__WHAT IS BEING ASKED__. Every entry needs to be printed exactly, please.

○ ○ ○ ○ ○ ○ ○

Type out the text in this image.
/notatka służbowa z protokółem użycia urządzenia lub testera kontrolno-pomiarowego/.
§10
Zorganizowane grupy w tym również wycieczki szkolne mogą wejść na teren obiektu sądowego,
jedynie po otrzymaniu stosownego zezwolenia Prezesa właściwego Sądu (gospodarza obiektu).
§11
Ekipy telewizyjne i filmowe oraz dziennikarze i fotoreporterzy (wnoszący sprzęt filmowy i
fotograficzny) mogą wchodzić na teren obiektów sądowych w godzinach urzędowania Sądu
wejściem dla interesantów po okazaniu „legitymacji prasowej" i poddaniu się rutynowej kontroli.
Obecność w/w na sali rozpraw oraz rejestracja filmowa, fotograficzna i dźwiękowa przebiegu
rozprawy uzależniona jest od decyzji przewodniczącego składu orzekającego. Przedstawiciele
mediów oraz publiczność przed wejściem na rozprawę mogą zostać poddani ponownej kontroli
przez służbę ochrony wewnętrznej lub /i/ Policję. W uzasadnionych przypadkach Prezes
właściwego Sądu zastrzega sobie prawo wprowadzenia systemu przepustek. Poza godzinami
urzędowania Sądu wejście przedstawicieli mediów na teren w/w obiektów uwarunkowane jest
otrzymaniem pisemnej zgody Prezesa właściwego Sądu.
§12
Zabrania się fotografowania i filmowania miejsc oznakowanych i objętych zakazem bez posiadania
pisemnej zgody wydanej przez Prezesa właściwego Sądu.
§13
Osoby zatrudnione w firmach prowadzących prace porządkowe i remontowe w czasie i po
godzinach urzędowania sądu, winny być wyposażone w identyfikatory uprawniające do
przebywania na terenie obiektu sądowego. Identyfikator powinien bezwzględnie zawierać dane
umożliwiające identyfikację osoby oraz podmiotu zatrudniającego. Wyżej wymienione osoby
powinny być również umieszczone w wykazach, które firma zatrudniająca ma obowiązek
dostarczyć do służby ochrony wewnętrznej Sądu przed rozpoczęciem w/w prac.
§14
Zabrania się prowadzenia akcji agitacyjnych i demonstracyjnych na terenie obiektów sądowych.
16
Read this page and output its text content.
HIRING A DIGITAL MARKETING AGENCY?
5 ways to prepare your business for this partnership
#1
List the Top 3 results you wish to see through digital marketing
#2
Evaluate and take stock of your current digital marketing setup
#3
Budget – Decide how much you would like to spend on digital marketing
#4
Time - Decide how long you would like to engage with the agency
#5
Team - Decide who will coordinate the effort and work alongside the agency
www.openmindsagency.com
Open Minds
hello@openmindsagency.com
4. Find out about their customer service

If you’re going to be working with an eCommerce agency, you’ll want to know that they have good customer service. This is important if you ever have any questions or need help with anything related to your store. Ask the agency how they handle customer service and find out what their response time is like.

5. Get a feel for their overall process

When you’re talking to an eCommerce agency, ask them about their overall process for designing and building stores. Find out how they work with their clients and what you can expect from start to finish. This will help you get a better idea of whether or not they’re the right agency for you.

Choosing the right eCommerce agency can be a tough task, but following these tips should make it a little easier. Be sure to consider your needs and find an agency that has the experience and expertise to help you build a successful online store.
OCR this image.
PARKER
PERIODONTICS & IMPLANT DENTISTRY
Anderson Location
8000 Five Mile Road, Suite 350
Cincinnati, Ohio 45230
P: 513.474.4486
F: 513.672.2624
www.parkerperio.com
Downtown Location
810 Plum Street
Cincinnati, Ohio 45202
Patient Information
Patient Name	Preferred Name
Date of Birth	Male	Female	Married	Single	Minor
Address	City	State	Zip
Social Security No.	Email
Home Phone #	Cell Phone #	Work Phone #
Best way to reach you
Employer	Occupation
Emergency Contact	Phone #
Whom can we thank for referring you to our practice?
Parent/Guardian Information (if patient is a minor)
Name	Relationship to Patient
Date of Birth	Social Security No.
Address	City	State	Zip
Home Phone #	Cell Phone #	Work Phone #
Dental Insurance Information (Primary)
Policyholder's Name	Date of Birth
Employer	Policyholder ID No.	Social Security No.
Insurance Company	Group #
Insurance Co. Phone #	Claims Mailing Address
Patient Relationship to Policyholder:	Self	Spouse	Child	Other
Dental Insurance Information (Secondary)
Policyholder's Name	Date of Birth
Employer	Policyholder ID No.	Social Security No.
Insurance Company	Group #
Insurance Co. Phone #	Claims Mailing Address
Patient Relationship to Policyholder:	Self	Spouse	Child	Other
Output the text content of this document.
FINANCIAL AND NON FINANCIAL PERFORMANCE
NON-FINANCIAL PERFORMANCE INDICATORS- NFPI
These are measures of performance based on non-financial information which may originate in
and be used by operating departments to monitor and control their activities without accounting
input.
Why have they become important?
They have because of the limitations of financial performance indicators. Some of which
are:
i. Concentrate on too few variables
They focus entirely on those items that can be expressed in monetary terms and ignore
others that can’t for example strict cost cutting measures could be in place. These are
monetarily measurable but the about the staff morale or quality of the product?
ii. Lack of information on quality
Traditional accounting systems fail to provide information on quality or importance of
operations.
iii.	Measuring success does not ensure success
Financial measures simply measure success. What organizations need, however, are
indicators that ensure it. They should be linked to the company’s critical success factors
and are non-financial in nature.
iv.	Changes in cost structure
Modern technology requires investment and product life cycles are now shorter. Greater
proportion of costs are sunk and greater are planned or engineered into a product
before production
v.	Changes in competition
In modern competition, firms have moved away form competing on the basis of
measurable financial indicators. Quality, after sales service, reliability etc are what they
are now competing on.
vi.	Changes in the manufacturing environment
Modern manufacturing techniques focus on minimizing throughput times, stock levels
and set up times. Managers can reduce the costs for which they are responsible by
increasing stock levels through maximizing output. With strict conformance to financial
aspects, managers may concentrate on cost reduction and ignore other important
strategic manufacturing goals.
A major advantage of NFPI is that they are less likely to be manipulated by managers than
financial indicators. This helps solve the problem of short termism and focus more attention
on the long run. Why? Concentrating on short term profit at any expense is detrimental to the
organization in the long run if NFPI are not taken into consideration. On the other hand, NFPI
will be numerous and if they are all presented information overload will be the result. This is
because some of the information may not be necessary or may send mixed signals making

○ ○ ○ ○ ○ ○ ○

__RESPONSE TO THE EXERCISE__.
Type out the text in this image.
/notatka służbowa z protokółem użycia urządzenia lub testera kontrolno-pomiarowego/.
§10
Zorganizowane grupy w tym również wycieczki szkolne mogą wejść na teren obiektu sądowego,
jedynie po otrzymaniu stosownego zezwolenia Prezesa właściwego Sądu (gospodarza obiektu).
§11
Ekipy telewizyjne i filmowe oraz dziennikarze i fotoreporterzy (wnoszący sprzęt filmowy i
fotograficzny) mogą wchodzić na teren obiektów sądowych w godzinach urzędowania Sądu
wejściem dla interesantów po okazaniu „legitymacji prasowej" i poddaniu się rutynowej kontroli.
Obecność w/w na sali rozpraw oraz rejestracja filmowa, fotograficzna i dźwiękowa przebiegu
rozprawy uzależniona jest od decyzji przewodniczącego składu orzekającego. Przedstawiciele
mediów oraz publiczność przed wejściem na rozprawę mogą zostać poddani ponownej kontroli
przez służbę ochrony wewnętrznej lub /i/ Policję. W uzasadnionych przypadkach Prezes
właściwego Sądu zastrzega sobie prawo wprowadzenia systemu przepustek. Poza godzinami
urzędowania Sądu wejście przedstawicieli mediów na teren w/w obiektów uwarunkowane jest
otrzymaniem pisemnej zgody Prezesa właściwego Sądu.
§12
Zabrania się fotografowania i filmowania miejsc oznakowanych i objętych zakazem bez posiadania
pisemnej zgody wydanej przez Prezesa właściwego Sądu.
§13
Osoby zatrudnione w firmach prowadzących prace porządkowe i remontowe w czasie i po
godzinach urzędowania sądu, winny być wyposażone w identyfikatory uprawniające do
przebywania na terenie obiektu sądowego. Identyfikator powinien bezwzględnie zawierać dane
umożliwiające identyfikację osoby oraz podmiotu zatrudniającego. Wyżej wymienione osoby
powinny być również umieszczone w wykazach, które firma zatrudniająca ma obowiązek
dostarczyć do służby ochrony wewnętrznej Sądu przed rozpoczęciem w/w prac.
§14
Zabrania się prowadzenia akcji agitacyjnych i demonstracyjnych na terenie obiektów sądowych.
16
Read this page and output its text content.
HIRING A DIGITAL MARKETING AGENCY?
5 ways to prepare your business for this partnership
#1
List the Top 3 results you wish to see through digital marketing
#2
Evaluate and take stock of your current digital marketing setup
#3
Budget – Decide how much you would like to spend on digital marketing
#4
Time - Decide how long you would like to engage with the agency
#5
Team - Decide who will coordinate the effort and work alongside the agency
www.openmindsagency.com
Open Minds
hello@openmindsagency.com
4. Find out about their customer service

If you’re going to be working with an eCommerce agency, you’ll want to know that they have good customer service. This is important if you ever have any questions or need help with anything related to your store. Ask the agency how they handle customer service and find out what their response time is like.

5. Get a feel for their overall process

When you’re talking to an eCommerce agency, ask them about their overall process for designing and building stores. Find out how they work with their clients and what you can expect from start to finish. This will help you get a better idea of whether or not they’re the right agency for you.

Choosing the right eCommerce agency can be a tough task, but following these tips should make it a little easier. Be sure to consider your needs and find an agency that has the experience and expertise to help you build a successful online store.
OCR this image.
PARKER
PERIODONTICS & IMPLANT DENTISTRY
Anderson Location
8000 Five Mile Road, Suite 350
Cincinnati, Ohio 45230
P: 513.474.4486
F: 513.672.2624
www.parkerperio.com
Downtown Location
810 Plum Street
Cincinnati, Ohio 45202
Patient Information
Patient Name	Preferred Name
Date of Birth	Male	Female	Married	Single	Minor
Address	City	State	Zip
Social Security No.	Email
Home Phone #	Cell Phone #	Work Phone #
Best way to reach you
Employer	Occupation
Emergency Contact	Phone #
Whom can we thank for referring you to our practice?
Parent/Guardian Information (if patient is a minor)
Name	Relationship to Patient
Date of Birth	Social Security No.
Address	City	State	Zip
Home Phone #	Cell Phone #	Work Phone #
Dental Insurance Information (Primary)
Policyholder's Name	Date of Birth
Employer	Policyholder ID No.	Social Security No.
Insurance Company	Group #
Insurance Co. Phone #	Claims Mailing Address
Patient Relationship to Policyholder:	Self	Spouse	Child	Other
Dental Insurance Information (Secondary)
Policyholder's Name	Date of Birth
Employer	Policyholder ID No.	Social Security No.
Insurance Company	Group #
Insurance Co. Phone #	Claims Mailing Address
Patient Relationship to Policyholder:	Self	Spouse	Child	Other
Output the text content of this document.
FINANCIAL AND NON FINANCIAL PERFORMANCE
NON-FINANCIAL PERFORMANCE INDICATORS- NFPI
These are measures of performance based on non-financial information which may originate in
and be used by operating departments to monitor and control their activities without accounting
input.
Why have they become important?
They have because of the limitations of financial performance indicators. Some of which
are:
i. Concentrate on too few variables
They focus entirely on those items that can be expressed in monetary terms and ignore
others that can’t for example strict cost cutting measures could be in place. These are
monetarily measurable but the about the staff morale or quality of the product?
ii. Lack of information on quality
Traditional accounting systems fail to provide information on quality or importance of
operations.
iii.	Measuring success does not ensure success
Financial measures simply measure success. What organizations need, however, are
indicators that ensure it. They should be linked to the company’s critical success factors
and are non-financial in nature.
iv.	Changes in cost structure
Modern technology requires investment and product life cycles are now shorter. Greater
proportion of costs are sunk and greater are planned or engineered into a product
before production
v.	Changes in competition
In modern competition, firms have moved away form competing on the basis of
measurable financial indicators. Quality, after sales service, reliability etc are what they
are now competing on.
vi.	Changes in the manufacturing environment
Modern manufacturing techniques focus on minimizing throughput times, stock levels
and set up times. Managers can reduce the costs for which they are responsible by
increasing stock levels through maximizing output. With strict conformance to financial
aspects, managers may concentrate on cost reduction and ignore other important
strategic manufacturing goals.
A major advantage of NFPI is that they are less likely to be manipulated by managers than
financial indicators. This helps solve the problem of short termism and focus more attention
on the long run. Why? Concentrating on short term profit at any expense is detrimental to the
organization in the long run if NFPI are not taken into consideration. On the other hand, NFPI
will be numerous and if they are all presented information overload will be the result. This is
because some of the information may not be necessary or may send mixed signals making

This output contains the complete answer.